Set exercise: Reproduce the passage of the Spark map-merging thread starting at "I have a dataframe" and ending at "(containsNull = true)", replacing "col4" with "combined_maps" wherever it occurs.

3

I have a dataframe with columns col1,col2,col3. col1,col2 are strings. col3 is a Map[String,String] defined below

 |-- col3: map (nullable = true)
 |    |-- key: string
 |    |-- value: string (valueContainsNull = true)

I have grouped by col1,col2 and aggregated using collect_list to get an Array of Maps and stored in col4.

 df.groupBy($"col1", $"col2").agg(collect_list($"col3").as("col4"))

 |-- col4: array (nullable = true)
 |    |-- element: map (containsNull = true)
 |    |    |-- key: string
 |    |    |-- value: string (valueContainsNull = true)

However I would like to get col4 as a single map with all the maps combined. Currently I have:

[[a->a1,b->b1],[c->c1]]

Expected output

[a->a1,b->b1,c->c1]

Using an udf would be ideal?

Any help is appreciated. Thanks.

1

3 Answers 3

5

You can use aggregate and map_concat:

import org.apache.spark.sql.functions.{expr, collect_list}

val df = Seq(
  (1, Map("k1" -> "v1", "k2" -> "v3")),
  (1, Map("k3" -> "v3")),
  (2, Map("k4" -> "v4")),
  (2, Map("k6" -> "v6", "k5" -> "v5"))

Material:
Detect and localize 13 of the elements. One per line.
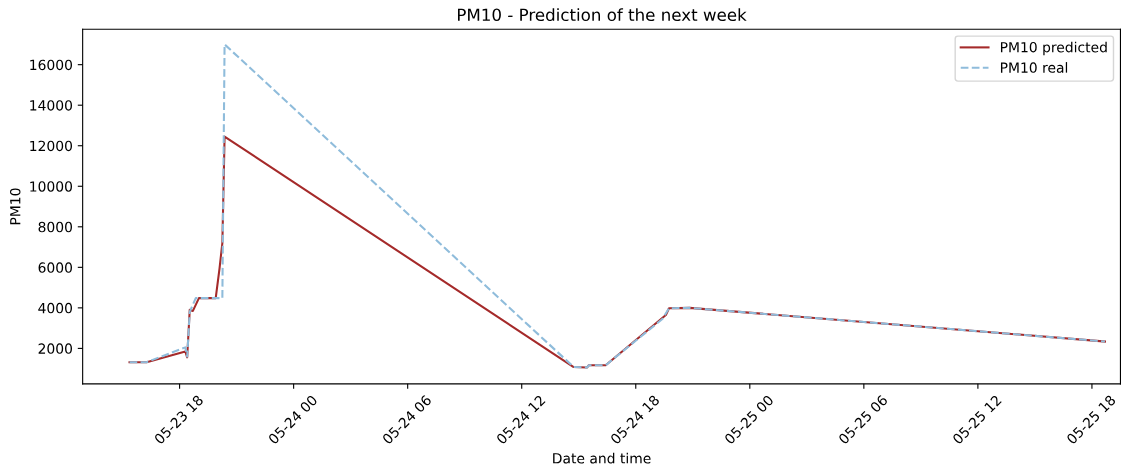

Written solution:
I have a dataframe with columns col1,col2,col3. col1,col2 are strings. col3 is a Map[String,String] defined below

 |-- col3: map (nullable = true)
 |    |-- key: string
 |    |-- value: string (valueContainsNull = true)

I have grouped by col1,col2 and aggregated using collect_list to get an Array of Maps and stored in combined_maps.

 df.groupBy($"col1", $"col2").agg(collect_list($"col3").as("combined_maps"))

 |-- combined_maps: array (nullable = true)
 |    |-- element: map (containsNull = true)